[Collection entries]
____
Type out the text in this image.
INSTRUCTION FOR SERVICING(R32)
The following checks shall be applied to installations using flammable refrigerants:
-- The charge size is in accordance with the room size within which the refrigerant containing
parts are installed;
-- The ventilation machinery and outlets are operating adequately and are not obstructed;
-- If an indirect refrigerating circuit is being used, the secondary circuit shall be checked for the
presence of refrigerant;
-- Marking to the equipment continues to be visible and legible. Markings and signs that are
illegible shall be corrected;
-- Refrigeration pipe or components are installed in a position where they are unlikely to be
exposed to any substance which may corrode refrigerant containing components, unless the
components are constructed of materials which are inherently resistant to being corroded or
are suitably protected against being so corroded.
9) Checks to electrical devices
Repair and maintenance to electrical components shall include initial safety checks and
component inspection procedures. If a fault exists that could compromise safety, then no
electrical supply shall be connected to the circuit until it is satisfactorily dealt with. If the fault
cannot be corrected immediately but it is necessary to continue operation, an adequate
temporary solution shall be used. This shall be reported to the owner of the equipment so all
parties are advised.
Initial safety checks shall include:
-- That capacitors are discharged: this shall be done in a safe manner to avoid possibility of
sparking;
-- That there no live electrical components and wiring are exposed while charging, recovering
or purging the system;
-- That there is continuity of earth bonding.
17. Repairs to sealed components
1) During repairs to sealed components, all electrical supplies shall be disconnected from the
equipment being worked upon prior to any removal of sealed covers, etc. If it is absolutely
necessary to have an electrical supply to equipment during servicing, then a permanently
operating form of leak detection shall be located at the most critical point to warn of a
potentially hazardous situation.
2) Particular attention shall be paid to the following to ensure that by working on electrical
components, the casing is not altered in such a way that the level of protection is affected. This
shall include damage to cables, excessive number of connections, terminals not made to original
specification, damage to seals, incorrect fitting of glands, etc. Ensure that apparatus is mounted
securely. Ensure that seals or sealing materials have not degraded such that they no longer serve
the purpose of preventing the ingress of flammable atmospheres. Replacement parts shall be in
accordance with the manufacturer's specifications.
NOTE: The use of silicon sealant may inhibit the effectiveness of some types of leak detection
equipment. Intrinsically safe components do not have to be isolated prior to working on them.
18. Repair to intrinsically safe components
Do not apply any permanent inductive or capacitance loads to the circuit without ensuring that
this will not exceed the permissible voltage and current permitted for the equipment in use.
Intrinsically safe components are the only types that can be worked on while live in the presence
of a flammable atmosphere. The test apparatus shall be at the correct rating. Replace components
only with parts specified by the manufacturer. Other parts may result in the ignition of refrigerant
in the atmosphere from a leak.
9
____
◆ Exercise details ◆
Each line in the entries above that includes the string "live" should be extracted.

◆ Task output ◆
-- That there no live electrical components and wiring are exposed while charging, recovering
Intrinsically safe components are the only types that can be worked on while live in the presence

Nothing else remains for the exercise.